- Exercise -
Go through the entries below and retype them exactly, omitting each picture.
[BEGIN Provided information]
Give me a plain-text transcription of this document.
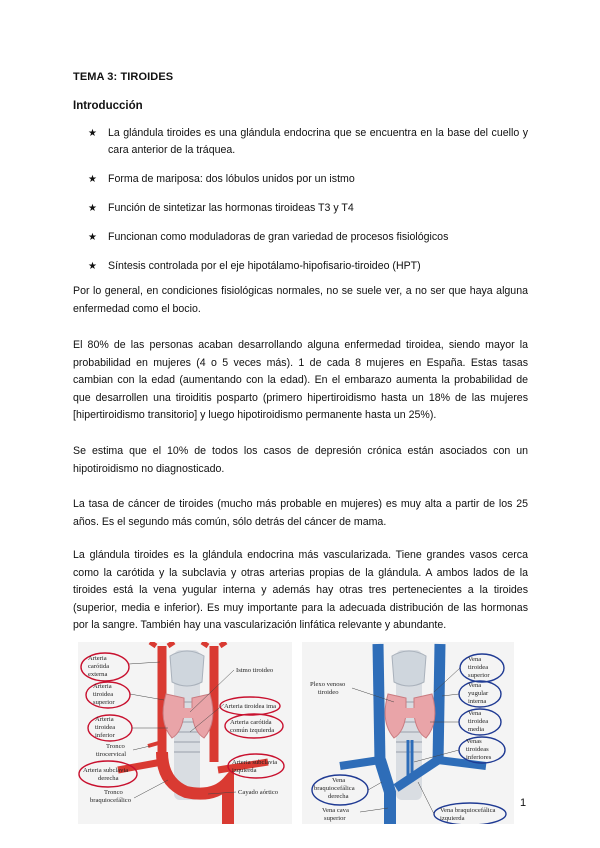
TEMA 3: TIROIDES
Introducción
★ La glándula tiroides es una glándula endocrina que se encuentra en la base del cuello y cara anterior de la tráquea.
★ Forma de mariposa: dos lóbulos unidos por un istmo
★ Función de sintetizar las hormonas tiroideas T3 y T4
★ Funcionan como moduladoras de gran variedad de procesos fisiológicos
★ Síntesis controlada por el eje hipotálamo-hipofisario-tiroideo (HPT)

Por lo general, en condiciones fisiológicas normales, no se suele ver, a no ser que haya alguna enfermedad como el bocio.

El 80% de las personas acaban desarrollando alguna enfermedad tiroidea, siendo mayor la probabilidad en mujeres (4 o 5 veces más). 1 de cada 8 mujeres en España. Estas tasas cambian con la edad (aumentando con la edad). En el embarazo aumenta la probabilidad de que desarrollen una tiroiditis posparto (primero hipertiroidismo hasta un 18% de las mujeres [hipertiroidismo transitorio] y luego hipotiroidismo permanente hasta un 25%).

Se estima que el 10% de todos los casos de depresión crónica están asociados con un hipotiroidismo no diagnosticado.

La tasa de cáncer de tiroides (mucho más probable en mujeres) es muy alta a partir de los 25 años. Es el segundo más común, sólo detrás del cáncer de mama.

La glándula tiroides es la glándula endocrina más vascularizada. Tiene grandes vasos cerca como la carótida y la subclavia y otras arterias propias de la glándula. A ambos lados de la tiroides está la vena yugular interna y además hay otras tres pertenecientes a la tiroides (superior, media e inferior). Es muy importante para la adecuada distribución de las hormonas por la sangre. También hay una vascularización linfática relevante y abundante.

Arteria
carótida
externa
Arteria
tiroidea
superior
Arteria
tiroidea
inferior
Tronco
tirocervical
Arteria subclavia
derecha
Tronco
braquiocefálico
Istmo tiroideo
Arteria tiroidea ima
Arteria carótida
común izquierda
Arteria subclavia
izquierda
Cayado aórtico
Plexo venoso
tiroideo
Vena
tiroidea
superior
Vena
yugular
interna
Vena
tiroidea
media
Venas
tiroideas
inferiores
Vena
braquiocefálica
derecha
Vena cava
superior
Vena braquiocefálica
izquierda
1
[END Provided information]
- Task solution -
Give me a plain-text transcription of this document.
TEMA 3: TIROIDES
Introducción
★ La glándula tiroides es una glándula endocrina que se encuentra en la base del cuello y cara anterior de la tráquea.
★ Forma de mariposa: dos lóbulos unidos por un istmo
★ Función de sintetizar las hormonas tiroideas T3 y T4
★ Funcionan como moduladoras de gran variedad de procesos fisiológicos
★ Síntesis controlada por el eje hipotálamo-hipofisario-tiroideo (HPT)

Por lo general, en condiciones fisiológicas normales, no se suele ver, a no ser que haya alguna enfermedad como el bocio.

El 80% de las personas acaban desarrollando alguna enfermedad tiroidea, siendo mayor la probabilidad en mujeres (4 o 5 veces más). 1 de cada 8 mujeres en España. Estas tasas cambian con la edad (aumentando con la edad). En el embarazo aumenta la probabilidad de que desarrollen una tiroiditis posparto (primero hipertiroidismo hasta un 18% de las mujeres [hipertiroidismo transitorio] y luego hipotiroidismo permanente hasta un 25%).

Se estima que el 10% de todos los casos de depresión crónica están asociados con un hipotiroidismo no diagnosticado.

La tasa de cáncer de tiroides (mucho más probable en mujeres) es muy alta a partir de los 25 años. Es el segundo más común, sólo detrás del cáncer de mama.

La glándula tiroides es la glándula endocrina más vascularizada. Tiene grandes vasos cerca como la carótida y la subclavia y otras arterias propias de la glándula. A ambos lados de la tiroides está la vena yugular interna y además hay otras tres pertenecientes a la tiroides (superior, media e inferior). Es muy importante para la adecuada distribución de las hormonas por la sangre. También hay una vascularización linfática relevante y abundante.

Arteria
carótida
externa
Arteria
tiroidea
superior
Arteria
tiroidea
inferior
Tronco
tirocervical
Arteria subclavia
derecha
Tronco
braquiocefálico
Istmo tiroideo
Arteria tiroidea ima
Arteria carótida
común izquierda
Arteria subclavia
izquierda
Cayado aórtico
Plexo venoso
tiroideo
Vena
tiroidea
superior
Vena
yugular
interna
Vena
tiroidea
media
Venas
tiroideas
inferiores
Vena
braquiocefálica
derecha
Vena cava
superior
Vena braquiocefálica
izquierda
1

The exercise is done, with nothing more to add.